УСЛОВИЕ ЗАДАНИЯ — Продолжите приведенный ниже текст об изменениях в собственности бюргерства после гуситских войн, начиная сразу после его последнего предложения.

ФРАГМЕНТ ТЕКСТА —
________________________

Каковы же общие итоги тех изменений, которые произошли в собственности бюргерской оппозиции[847]. Как мы уже показали выше, хотя и на фрагментарном материале, относящемся только к городу Праге, все же можно отметить, что здесь в результате перехода земельных владений церкви, патрициата, частью и королевской собственности в руки дворянства и бюргерства Праги не произошло каких-либо глубоких радикальных изменений в отношениях между старыми держателями земли и новыми ее владельцами. Следовательно, можно полагать, что здесь не произошло тех процессов, которые имели место, например, в Англии в XVI в. в итоге секуляризации церковных земель, т. е. феодальная собственность не преобразовалась, хотя бы частично, в буржуазную. Об этом говорит и характер земельной собственности и земельных отношений во второй половине XV в. и в последующий период.

Было бы, однако, совершенно неверно не видеть тех крупных изменений, которые мог повлечь за собою при прочих благоприятных условиях переход части патрицианских и церковных владений в руки бюргерства[848]. Изменения в отношениях собственности привели, во-первых, к значительному обогащению бюргерства и, следовательно, к возрастанию его экономических возможностей. Можно полагать, что это обстоятельство помогло дальнейшему расширению ремесла и торговли. Ближайшие десятилетия после гуситских войн отмечены как раз восстановлением и дальнейшим ростом ремесленного производства. В Праге, например, возникло много новых цеховых организаций[849], значительно оживилась и расширилась внешняя торговля страны.

Во-вторых, положительное значение для развития экономики имело то обстоятельство, что в итоге гуситских войн бюргерство получило значительно большую, чем прежде, свободу в распоряжении своей собственностью, чего оно добивалось еще в догуситский период. И это должно было положительно сказаться на развитии товарно-денежных отношений в чешских землях.

В-третьих, изменении в отношениях собственности оказали, безусловно, существенное влияние на значительное повышение удельного веса третьего сословия в политической жизни страны. Главная и теперь весьма заметная роль в городах принадлежала именно бюргерству королевских городов, о чем подробно будет сообщено в последующем изложении. Закрепление за королевскими городами прав постоянного члена государственных сеймов, значительная демократизация городской жизни вообще создавали в свою очередь благоприятные возможности для экономического развития городов. К сожалению, в дальнейшем развитие страны в направлении — «второго издания» крепостничества не дало возможности полного развития всех благоприятных предпосылок.

________________________

ДАННЫЕ —
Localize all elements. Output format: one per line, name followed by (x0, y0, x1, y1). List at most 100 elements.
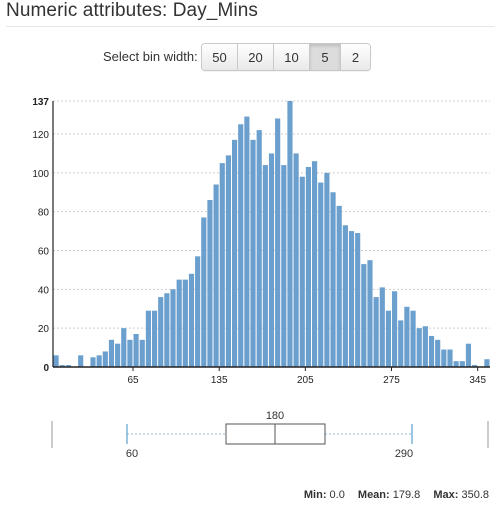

________________________

ОТВЕТ —
В-четвертых, переход части земельных владений феодалов в руки бюргерства сыграл, по-видимому, некоторую положительную роль и в отношении ограничения и временного пресечения развития тенденции реставрации и усиления барщины, перехода к формам и методам, характерным для второго издания крепостничества. Хотя и в этом главная роль принадлежала несомненно самоотверженной борьбе крестьянства и плебса против барщины, и новых повинностей, но некоторая, объективно положительная роль связана была и с деятельностью бюргерства.

* * *

Каково было отношение бюргерской оппозиции к феодальному сословному государству? Идеологи бюргерской оппозиции ни в своих теоретических выступлениях на диспутах, ни в трактатах, так же как и в практической деятельности, не выступали против феодального строя в целом, хотя подвергали критике ряд его недостатков. Они не выступали и против классовой структуры феодального общества, против его деления на крупных землевладельцев-помещиков и зависимых крестьян. Такой порядок они считали естественным и нормальным, установленным самим богом. Они были решительно против планов хилиастов уничтожить классы и сословное деление феодального общества и создать новое общество без классов. В 22 статье из числа 72 статей табориты обвинялись в том, что предсказывали наступление в скором времени царства Христа, в котором не будет светской власти вообще. Вавржинец из Бржезовей назвал эту идею еретической[850]. Ян Пршибрам с глубоким возмущением излагал учение хилиаста Яна Чапека о том, что вскоре будет создано царство Христа, в котором не будет светского господства и власти князей[851]. Чапек заявлял, что всякие королевства и светские права вообще должны быть уничтожены. Пршибрам назвал эти высказывания страшной ересью, т. е. категорически отвергал.

Более полные данные сохранились по вопросу о том, какова была позиция гуситского дворянства и бюргерства в отношении сословий, в частности в отношении светских прав католической церкви. Идеологи этих гуситов защищали учение церкви о том, что человеческое, общество самим богом разделено на три Сословия[852]:

1) «люд обычный», т. е. простой народ, обязанный жить трудом рук своих, — крестьяне, ремесленники, купцы.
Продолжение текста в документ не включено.